[Objective]: Can you copy the records word for word, from the first line through the line containing "606, 183, 629]", including that line?

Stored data
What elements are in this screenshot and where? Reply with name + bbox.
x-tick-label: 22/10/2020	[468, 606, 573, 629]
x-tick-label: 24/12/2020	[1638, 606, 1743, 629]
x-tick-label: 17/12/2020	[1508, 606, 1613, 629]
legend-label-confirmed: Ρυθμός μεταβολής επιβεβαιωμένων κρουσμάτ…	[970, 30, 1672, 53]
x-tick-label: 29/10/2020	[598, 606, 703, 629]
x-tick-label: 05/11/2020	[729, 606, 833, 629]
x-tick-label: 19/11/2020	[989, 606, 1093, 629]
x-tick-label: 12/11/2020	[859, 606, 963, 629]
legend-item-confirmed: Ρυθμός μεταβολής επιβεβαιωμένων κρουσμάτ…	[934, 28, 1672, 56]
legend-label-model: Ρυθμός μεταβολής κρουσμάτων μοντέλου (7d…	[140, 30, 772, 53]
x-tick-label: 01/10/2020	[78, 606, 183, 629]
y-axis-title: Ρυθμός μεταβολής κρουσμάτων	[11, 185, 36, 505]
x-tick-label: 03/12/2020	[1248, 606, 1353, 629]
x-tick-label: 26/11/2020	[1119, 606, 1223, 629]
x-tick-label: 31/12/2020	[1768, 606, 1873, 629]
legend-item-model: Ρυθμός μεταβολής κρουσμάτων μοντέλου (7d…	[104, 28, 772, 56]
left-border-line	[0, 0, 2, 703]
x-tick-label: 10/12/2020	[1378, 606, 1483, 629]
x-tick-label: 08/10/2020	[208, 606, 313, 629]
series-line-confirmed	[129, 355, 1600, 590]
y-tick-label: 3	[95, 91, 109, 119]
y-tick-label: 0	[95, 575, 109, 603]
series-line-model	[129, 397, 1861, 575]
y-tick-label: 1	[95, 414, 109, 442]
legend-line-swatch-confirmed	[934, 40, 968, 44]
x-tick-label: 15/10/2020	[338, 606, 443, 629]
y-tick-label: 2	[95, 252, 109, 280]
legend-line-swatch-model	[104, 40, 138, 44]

[Result]:
What elements are in this screenshot and where? Reply with name + bbox.
x-tick-label: 22/10/2020	[468, 606, 573, 629]
x-tick-label: 24/12/2020	[1638, 606, 1743, 629]
x-tick-label: 17/12/2020	[1508, 606, 1613, 629]
legend-label-confirmed: Ρυθμός μεταβολής επιβεβαιωμένων κρουσμάτ…	[970, 30, 1672, 53]
x-tick-label: 29/10/2020	[598, 606, 703, 629]
x-tick-label: 05/11/2020	[729, 606, 833, 629]
x-tick-label: 19/11/2020	[989, 606, 1093, 629]
x-tick-label: 12/11/2020	[859, 606, 963, 629]
legend-item-confirmed: Ρυθμός μεταβολής επιβεβαιωμένων κρουσμάτ…	[934, 28, 1672, 56]
legend-label-model: Ρυθμός μεταβολής κρουσμάτων μοντέλου (7d…	[140, 30, 772, 53]
x-tick-label: 01/10/2020	[78, 606, 183, 629]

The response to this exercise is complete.